| WHAT YOU HAVE TO DO |
Collect every line below that contains the word "bras".
— begin SUPPLIED RECORDS —
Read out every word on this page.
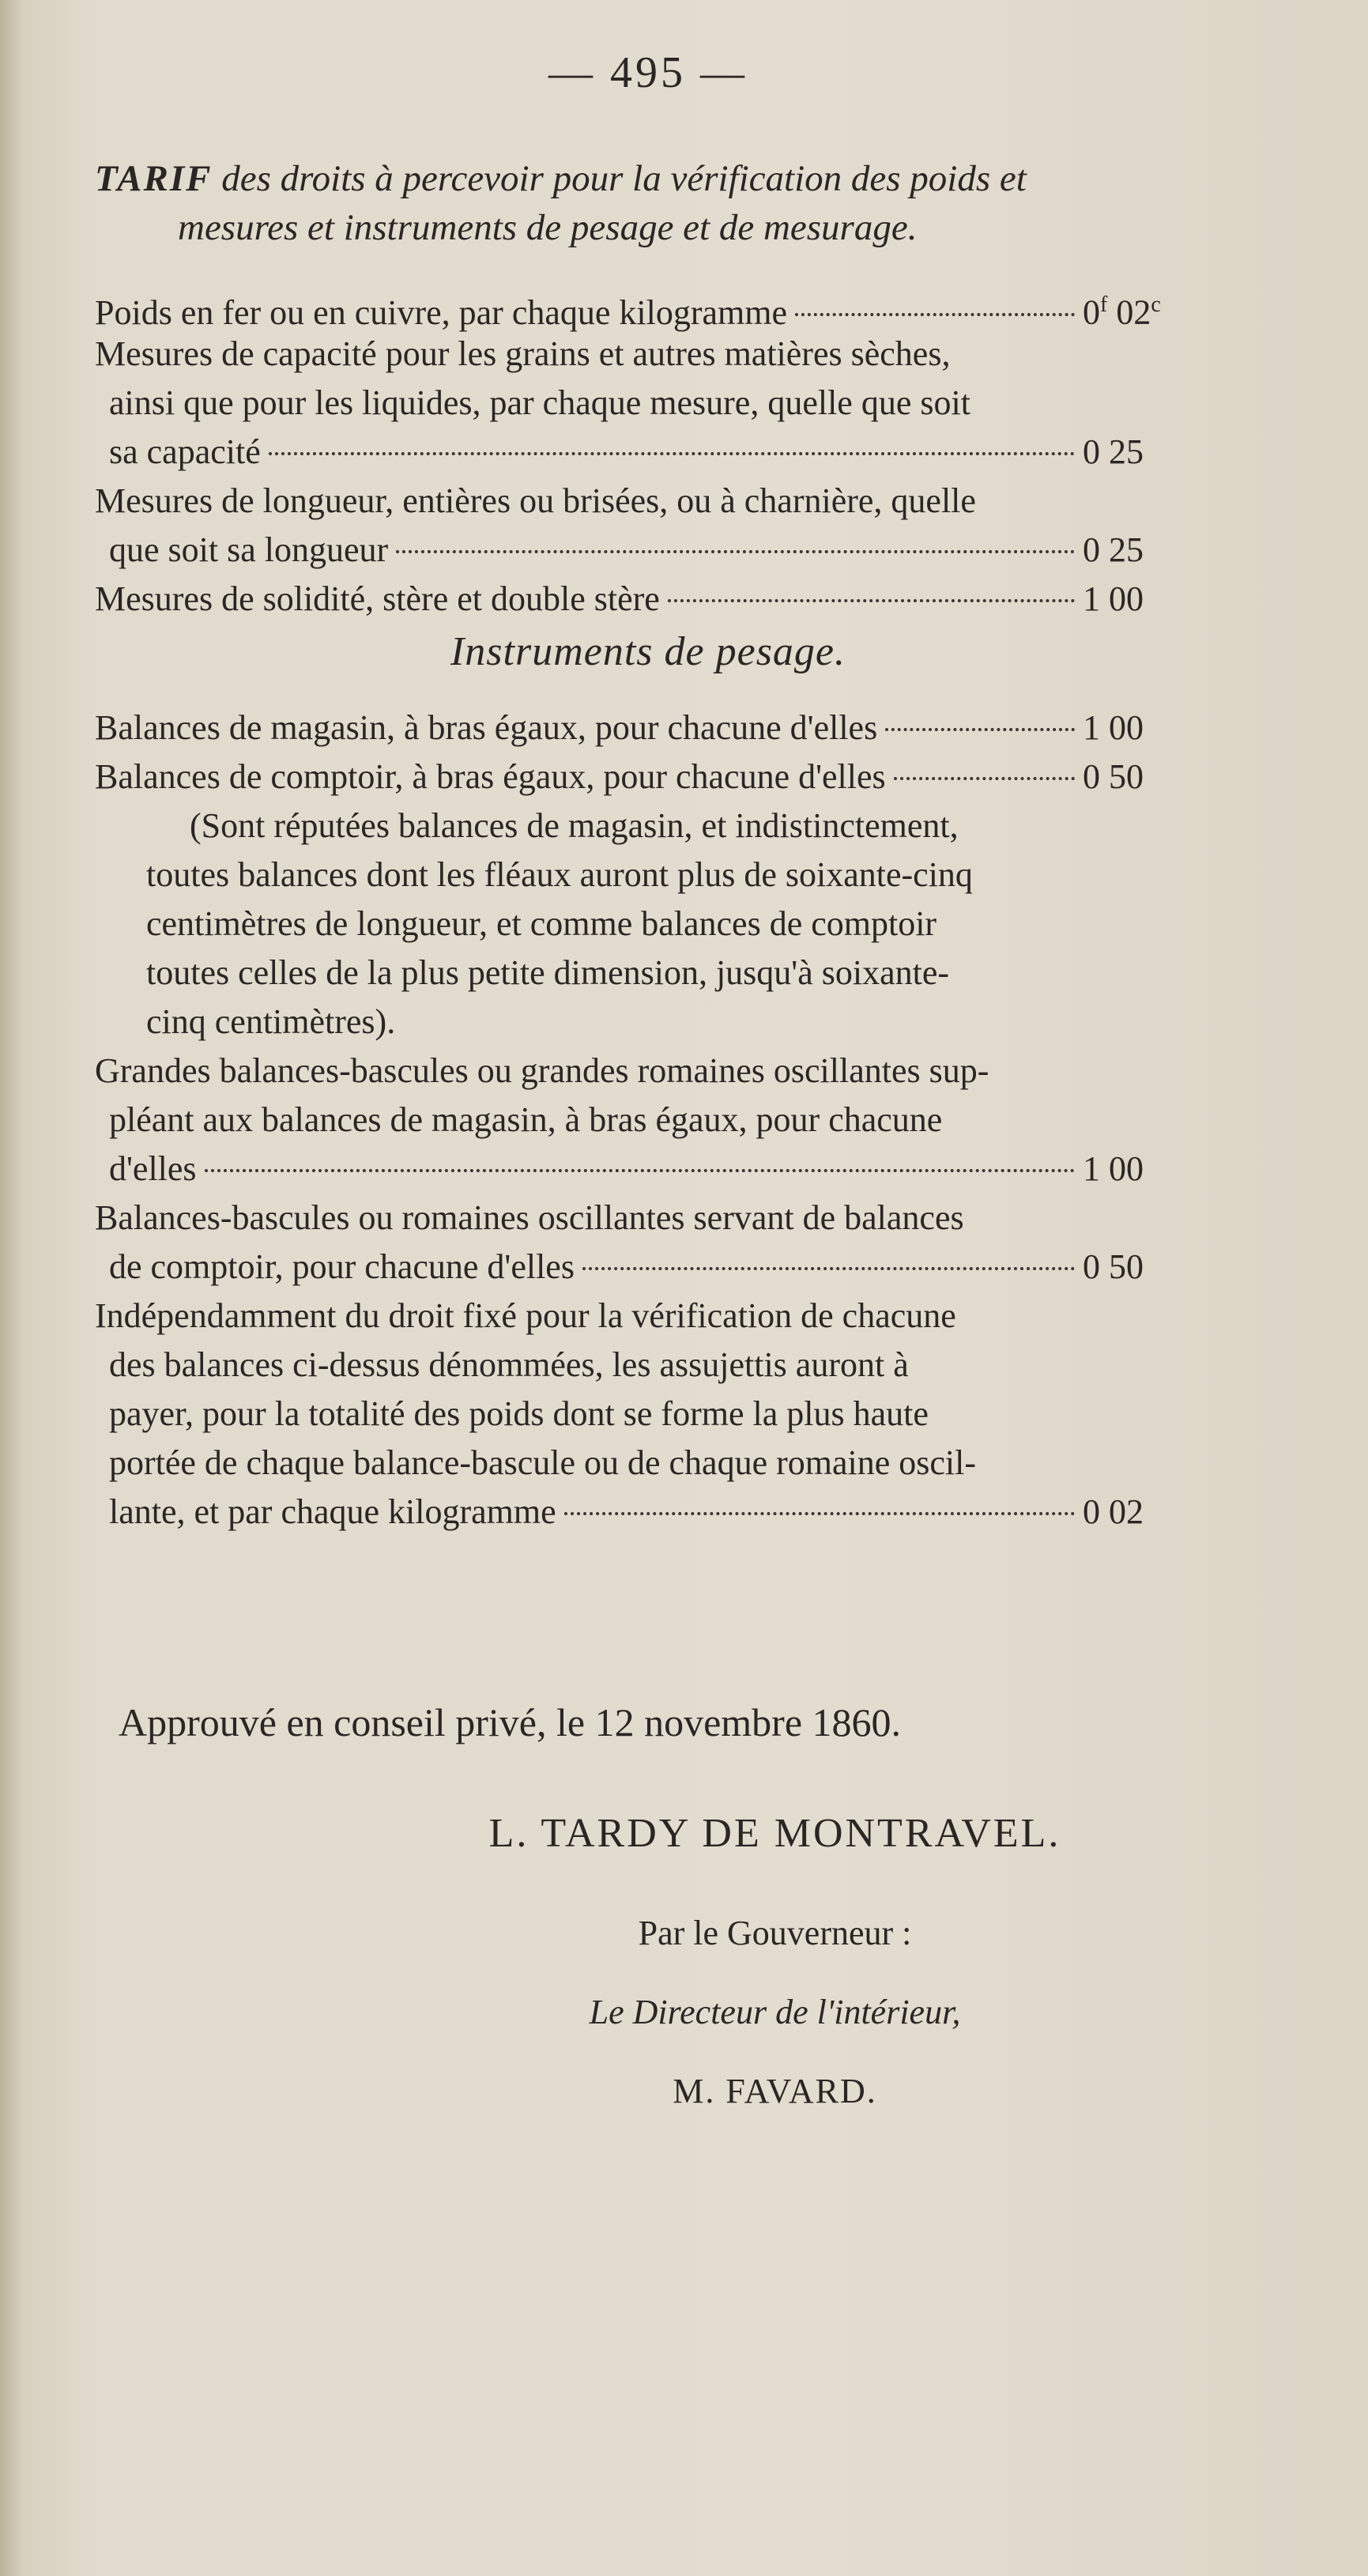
— 495 —
TARIF des droits à percevoir pour la vérification des poids et
mesures et instruments de pesage et de mesurage.
Poids en fer ou en cuivre, par chaque kilogramme	0$^f$ 02$^c$
Mesures de capacité pour les grains et autres matières sèches,
ainsi que pour les liquides, par chaque mesure, quelle que soit
sa capacité	0 25
Mesures de longueur, entières ou brisées, ou à charnière, quelle
que soit sa longueur	0 25
Mesures de solidité, stère et double stère	1 00
Instruments de pesage.
Balances de magasin, à bras égaux, pour chacune d'elles	1 00
Balances de comptoir, à bras égaux, pour chacune d'elles	0 50
(Sont réputées balances de magasin, et indistinctement,
toutes balances dont les fléaux auront plus de soixante-cinq
centimètres de longueur, et comme balances de comptoir
toutes celles de la plus petite dimension, jusqu'à soixante-
cinq centimètres).
Grandes balances-bascules ou grandes romaines oscillantes sup-
pléant aux balances de magasin, à bras égaux, pour chacune
d'elles	1 00
Balances-bascules ou romaines oscillantes servant de balances
de comptoir, pour chacune d'elles	0 50
Indépendamment du droit fixé pour la vérification de chacune
des balances ci-dessus dénommées, les assujettis auront à
payer, pour la totalité des poids dont se forme la plus haute
portée de chaque balance-bascule ou de chaque romaine oscil-
lante, et par chaque kilogramme	0 02
Approuvé en conseil privé, le 12 novembre 1860.
L. TARDY DE MONTRAVEL.
Par le Gouverneur :
Le Directeur de l'intérieur,
M. FAVARD.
— end SUPPLIED RECORDS —
| TASK ANSWER |
Balances de magasin, à bras égaux, pour chacune d'elles	1 00
Balances de comptoir, à bras égaux, pour chacune d'elles	0 50
pléant aux balances de magasin, à bras égaux, pour chacune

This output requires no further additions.